═════ Material for the task
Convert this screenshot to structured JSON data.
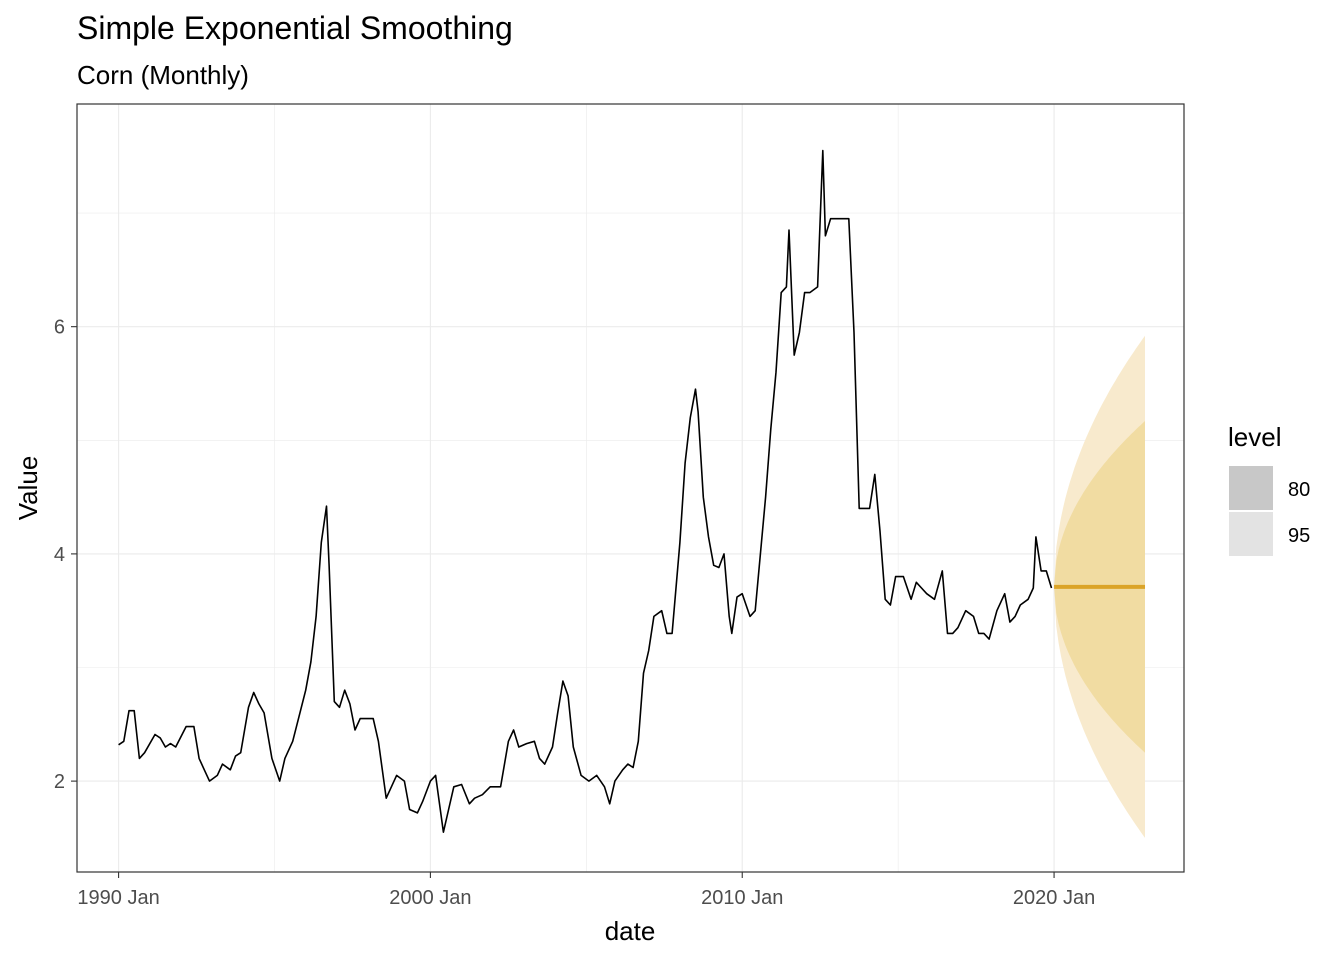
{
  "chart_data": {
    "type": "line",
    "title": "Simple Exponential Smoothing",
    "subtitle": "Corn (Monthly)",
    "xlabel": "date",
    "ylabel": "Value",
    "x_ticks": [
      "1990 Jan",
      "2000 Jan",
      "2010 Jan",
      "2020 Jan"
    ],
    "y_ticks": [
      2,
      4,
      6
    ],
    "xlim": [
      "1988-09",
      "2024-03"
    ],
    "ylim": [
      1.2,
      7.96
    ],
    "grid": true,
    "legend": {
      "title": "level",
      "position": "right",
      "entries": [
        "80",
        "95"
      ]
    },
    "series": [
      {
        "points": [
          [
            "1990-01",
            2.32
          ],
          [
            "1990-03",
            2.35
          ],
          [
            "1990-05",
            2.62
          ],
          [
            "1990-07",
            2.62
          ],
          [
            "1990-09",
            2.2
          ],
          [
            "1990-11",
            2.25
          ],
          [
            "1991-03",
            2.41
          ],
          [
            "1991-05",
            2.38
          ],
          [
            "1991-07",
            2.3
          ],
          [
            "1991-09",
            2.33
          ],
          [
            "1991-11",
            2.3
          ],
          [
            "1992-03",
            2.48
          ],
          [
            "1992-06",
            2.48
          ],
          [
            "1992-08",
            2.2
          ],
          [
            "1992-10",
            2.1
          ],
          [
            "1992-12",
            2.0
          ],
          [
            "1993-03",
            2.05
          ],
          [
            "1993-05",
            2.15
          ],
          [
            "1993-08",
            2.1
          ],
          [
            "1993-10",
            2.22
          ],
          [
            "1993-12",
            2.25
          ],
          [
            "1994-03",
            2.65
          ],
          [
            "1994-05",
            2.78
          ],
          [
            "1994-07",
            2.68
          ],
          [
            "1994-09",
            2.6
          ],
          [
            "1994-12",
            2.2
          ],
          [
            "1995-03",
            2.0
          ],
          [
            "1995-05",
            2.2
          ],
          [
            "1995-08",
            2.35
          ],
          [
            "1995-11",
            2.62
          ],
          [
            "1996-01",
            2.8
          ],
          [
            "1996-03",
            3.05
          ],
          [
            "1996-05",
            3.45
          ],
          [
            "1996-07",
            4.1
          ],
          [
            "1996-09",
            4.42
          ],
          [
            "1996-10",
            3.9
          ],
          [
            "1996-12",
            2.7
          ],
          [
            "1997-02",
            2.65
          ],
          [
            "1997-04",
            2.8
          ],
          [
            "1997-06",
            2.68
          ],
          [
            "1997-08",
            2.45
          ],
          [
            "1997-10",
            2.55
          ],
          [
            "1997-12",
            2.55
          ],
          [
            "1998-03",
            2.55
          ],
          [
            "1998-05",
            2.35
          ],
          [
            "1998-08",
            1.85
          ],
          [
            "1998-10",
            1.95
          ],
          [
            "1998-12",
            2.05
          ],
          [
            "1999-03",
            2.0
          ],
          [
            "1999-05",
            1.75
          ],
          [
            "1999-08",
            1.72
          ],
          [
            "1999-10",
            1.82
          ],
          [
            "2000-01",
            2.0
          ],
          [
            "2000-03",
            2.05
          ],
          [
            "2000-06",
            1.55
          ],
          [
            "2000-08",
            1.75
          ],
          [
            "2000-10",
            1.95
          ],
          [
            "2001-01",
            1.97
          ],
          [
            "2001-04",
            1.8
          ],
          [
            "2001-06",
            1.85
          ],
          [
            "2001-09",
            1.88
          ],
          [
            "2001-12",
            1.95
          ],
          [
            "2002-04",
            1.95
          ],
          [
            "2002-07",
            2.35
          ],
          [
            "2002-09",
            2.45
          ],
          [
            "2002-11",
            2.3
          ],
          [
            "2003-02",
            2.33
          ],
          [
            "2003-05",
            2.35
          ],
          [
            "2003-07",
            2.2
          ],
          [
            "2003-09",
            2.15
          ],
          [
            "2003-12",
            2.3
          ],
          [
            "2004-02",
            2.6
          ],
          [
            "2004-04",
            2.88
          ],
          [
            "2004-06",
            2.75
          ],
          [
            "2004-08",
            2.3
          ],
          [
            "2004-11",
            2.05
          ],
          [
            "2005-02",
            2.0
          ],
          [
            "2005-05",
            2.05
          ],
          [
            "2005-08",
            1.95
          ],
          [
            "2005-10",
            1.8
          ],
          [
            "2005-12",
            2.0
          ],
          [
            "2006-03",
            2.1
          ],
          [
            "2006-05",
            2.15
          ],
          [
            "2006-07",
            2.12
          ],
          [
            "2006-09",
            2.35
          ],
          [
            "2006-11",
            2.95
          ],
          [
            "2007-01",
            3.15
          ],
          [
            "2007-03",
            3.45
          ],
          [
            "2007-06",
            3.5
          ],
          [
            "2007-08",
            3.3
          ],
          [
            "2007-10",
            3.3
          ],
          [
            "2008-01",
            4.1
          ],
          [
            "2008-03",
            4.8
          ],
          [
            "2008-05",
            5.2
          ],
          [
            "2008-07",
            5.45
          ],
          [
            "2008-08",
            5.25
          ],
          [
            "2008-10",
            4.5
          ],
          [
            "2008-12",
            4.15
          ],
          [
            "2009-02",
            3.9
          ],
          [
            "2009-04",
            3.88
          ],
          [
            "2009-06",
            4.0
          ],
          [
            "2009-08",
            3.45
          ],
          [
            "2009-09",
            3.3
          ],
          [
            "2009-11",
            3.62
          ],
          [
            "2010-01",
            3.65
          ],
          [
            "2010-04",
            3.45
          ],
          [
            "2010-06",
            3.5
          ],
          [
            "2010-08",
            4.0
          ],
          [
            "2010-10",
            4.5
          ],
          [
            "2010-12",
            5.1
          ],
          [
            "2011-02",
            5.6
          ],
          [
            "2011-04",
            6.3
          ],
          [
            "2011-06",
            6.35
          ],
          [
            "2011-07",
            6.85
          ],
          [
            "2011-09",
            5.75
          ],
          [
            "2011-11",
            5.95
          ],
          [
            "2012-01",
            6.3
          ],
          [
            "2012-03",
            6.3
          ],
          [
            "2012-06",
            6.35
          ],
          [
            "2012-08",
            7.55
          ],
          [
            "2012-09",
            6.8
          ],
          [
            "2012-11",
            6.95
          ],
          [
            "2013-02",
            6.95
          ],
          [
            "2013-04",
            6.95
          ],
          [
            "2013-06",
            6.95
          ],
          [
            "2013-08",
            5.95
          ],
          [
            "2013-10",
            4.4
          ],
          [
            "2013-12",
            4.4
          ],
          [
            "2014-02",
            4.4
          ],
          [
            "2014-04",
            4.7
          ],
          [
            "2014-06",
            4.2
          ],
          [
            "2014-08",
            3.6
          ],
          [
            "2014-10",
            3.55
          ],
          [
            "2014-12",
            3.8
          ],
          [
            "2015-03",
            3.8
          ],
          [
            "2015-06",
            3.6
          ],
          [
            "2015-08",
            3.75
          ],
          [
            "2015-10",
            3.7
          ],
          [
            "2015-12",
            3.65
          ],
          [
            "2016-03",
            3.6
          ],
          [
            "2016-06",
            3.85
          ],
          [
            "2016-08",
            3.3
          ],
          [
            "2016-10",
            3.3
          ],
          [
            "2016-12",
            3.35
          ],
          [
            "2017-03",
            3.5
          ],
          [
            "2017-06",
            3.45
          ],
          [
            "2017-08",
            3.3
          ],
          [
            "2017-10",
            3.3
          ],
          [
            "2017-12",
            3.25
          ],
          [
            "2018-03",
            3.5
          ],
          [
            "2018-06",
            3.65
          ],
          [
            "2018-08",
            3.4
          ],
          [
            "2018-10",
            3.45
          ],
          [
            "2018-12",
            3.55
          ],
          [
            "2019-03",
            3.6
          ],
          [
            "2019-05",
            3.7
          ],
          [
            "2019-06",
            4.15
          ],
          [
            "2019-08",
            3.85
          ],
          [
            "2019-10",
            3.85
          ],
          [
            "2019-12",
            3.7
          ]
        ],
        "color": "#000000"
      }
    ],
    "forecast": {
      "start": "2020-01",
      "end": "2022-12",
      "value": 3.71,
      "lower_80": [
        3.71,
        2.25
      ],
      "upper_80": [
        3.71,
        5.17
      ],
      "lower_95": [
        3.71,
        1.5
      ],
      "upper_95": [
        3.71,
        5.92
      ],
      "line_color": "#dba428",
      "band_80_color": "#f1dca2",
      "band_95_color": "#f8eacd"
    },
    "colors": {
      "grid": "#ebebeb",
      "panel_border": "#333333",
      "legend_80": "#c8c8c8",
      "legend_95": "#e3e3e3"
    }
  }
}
══════════
═════ Material for the task
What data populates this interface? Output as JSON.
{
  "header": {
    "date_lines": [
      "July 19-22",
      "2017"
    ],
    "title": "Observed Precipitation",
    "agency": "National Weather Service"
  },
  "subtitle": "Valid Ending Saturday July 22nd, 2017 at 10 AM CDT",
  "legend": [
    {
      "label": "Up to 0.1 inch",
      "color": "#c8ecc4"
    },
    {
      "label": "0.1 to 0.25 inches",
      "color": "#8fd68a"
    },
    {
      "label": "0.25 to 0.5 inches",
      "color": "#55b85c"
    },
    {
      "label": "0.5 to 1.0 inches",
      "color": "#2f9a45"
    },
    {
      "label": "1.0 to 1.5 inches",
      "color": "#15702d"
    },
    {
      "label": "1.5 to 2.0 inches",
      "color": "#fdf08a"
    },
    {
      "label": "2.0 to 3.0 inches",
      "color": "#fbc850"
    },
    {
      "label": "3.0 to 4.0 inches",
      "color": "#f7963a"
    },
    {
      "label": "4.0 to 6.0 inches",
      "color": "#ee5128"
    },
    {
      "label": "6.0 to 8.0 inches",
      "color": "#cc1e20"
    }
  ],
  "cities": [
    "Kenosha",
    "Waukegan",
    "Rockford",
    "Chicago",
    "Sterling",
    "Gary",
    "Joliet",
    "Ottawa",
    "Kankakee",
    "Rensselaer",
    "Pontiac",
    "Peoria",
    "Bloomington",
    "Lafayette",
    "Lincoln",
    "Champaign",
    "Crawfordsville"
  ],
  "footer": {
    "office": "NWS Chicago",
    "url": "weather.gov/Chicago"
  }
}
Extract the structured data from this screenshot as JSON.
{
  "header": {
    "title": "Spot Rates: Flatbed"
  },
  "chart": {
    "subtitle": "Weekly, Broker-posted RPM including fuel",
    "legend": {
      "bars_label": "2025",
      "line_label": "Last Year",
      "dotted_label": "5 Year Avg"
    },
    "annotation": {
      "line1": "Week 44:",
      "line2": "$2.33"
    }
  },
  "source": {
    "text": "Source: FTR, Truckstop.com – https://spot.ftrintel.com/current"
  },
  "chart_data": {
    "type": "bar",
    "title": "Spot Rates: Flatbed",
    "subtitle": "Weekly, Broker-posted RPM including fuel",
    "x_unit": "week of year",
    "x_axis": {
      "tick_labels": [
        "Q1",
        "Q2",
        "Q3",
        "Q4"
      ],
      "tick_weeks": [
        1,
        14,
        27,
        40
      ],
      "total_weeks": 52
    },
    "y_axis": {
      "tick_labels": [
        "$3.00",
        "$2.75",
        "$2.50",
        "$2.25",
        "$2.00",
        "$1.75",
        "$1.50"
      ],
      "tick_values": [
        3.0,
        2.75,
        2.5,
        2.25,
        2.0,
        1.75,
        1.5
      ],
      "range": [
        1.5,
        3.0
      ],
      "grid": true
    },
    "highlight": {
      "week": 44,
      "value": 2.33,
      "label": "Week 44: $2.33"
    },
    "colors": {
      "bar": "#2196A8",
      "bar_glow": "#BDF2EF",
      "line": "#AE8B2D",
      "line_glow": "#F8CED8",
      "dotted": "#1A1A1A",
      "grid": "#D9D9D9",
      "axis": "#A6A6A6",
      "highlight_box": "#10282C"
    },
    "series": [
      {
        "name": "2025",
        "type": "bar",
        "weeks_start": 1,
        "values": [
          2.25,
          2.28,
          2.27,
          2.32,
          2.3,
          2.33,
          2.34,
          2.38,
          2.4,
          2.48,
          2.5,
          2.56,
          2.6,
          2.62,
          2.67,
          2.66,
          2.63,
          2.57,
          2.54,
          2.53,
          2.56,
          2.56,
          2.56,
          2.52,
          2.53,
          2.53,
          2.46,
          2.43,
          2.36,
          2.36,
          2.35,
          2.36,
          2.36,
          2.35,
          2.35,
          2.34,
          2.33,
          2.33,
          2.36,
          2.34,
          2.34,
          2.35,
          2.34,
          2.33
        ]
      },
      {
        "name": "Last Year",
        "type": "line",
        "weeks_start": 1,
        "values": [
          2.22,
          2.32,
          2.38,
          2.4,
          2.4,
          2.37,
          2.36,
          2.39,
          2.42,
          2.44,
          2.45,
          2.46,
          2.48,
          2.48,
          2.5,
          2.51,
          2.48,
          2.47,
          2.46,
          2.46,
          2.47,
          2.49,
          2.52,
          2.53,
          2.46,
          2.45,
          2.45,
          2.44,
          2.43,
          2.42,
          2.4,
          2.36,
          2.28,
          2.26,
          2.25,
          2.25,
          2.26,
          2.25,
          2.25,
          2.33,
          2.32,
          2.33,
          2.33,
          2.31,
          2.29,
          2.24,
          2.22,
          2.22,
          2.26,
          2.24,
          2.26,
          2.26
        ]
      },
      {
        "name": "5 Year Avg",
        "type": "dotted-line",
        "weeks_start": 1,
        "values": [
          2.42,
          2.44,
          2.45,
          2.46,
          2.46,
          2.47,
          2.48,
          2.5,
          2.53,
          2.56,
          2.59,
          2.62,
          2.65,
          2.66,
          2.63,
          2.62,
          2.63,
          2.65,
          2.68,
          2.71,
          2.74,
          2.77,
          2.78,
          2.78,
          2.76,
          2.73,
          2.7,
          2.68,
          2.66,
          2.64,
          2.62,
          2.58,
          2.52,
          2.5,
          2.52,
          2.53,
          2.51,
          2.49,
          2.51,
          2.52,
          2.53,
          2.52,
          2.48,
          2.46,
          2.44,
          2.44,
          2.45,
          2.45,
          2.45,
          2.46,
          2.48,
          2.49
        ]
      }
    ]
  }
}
══════════
═════ Material for the task
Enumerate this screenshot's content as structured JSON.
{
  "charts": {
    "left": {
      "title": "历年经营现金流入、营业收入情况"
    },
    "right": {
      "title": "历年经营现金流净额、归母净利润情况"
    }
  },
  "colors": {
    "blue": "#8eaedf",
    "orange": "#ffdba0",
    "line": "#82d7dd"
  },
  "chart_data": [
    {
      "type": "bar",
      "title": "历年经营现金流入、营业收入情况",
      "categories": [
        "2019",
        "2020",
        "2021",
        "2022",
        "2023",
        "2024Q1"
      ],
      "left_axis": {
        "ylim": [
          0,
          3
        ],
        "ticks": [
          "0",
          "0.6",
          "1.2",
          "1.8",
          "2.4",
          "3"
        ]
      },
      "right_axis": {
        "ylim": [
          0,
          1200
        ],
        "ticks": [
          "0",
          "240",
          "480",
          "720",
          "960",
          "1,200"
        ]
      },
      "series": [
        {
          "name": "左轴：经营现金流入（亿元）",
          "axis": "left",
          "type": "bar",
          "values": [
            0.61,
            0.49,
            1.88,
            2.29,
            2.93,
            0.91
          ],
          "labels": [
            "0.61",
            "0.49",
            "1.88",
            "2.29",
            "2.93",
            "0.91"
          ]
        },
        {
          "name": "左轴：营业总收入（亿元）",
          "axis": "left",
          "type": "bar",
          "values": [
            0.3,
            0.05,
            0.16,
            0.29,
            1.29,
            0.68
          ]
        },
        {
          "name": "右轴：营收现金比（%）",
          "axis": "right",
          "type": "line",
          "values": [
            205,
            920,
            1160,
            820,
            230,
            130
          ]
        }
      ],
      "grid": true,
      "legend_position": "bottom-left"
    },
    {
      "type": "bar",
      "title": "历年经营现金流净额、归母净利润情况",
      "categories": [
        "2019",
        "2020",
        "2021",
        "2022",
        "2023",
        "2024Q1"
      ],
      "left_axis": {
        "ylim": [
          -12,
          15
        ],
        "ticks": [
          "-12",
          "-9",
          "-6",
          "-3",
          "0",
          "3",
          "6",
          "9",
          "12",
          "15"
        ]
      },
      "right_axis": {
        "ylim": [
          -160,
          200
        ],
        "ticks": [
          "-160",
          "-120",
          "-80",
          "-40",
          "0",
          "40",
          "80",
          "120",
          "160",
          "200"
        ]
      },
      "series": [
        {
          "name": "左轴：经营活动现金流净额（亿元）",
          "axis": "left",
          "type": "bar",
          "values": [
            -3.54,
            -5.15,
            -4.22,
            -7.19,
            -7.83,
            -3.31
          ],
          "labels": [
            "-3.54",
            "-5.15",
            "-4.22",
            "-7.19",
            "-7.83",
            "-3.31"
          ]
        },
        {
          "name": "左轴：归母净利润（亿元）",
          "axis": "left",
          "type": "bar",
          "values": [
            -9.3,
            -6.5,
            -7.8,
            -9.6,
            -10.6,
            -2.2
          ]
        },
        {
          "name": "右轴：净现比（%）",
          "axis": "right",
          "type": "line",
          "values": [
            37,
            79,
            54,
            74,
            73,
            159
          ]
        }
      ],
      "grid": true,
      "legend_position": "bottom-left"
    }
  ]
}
══════════
**What to produce:**
Single out each line of the records above with the string "structured" in it, and copy it.

**Answer to the task:**
Convert this screenshot to structured JSON data.
Extract the structured data from this screenshot as JSON.
Enumerate this screenshot's content as structured JSON.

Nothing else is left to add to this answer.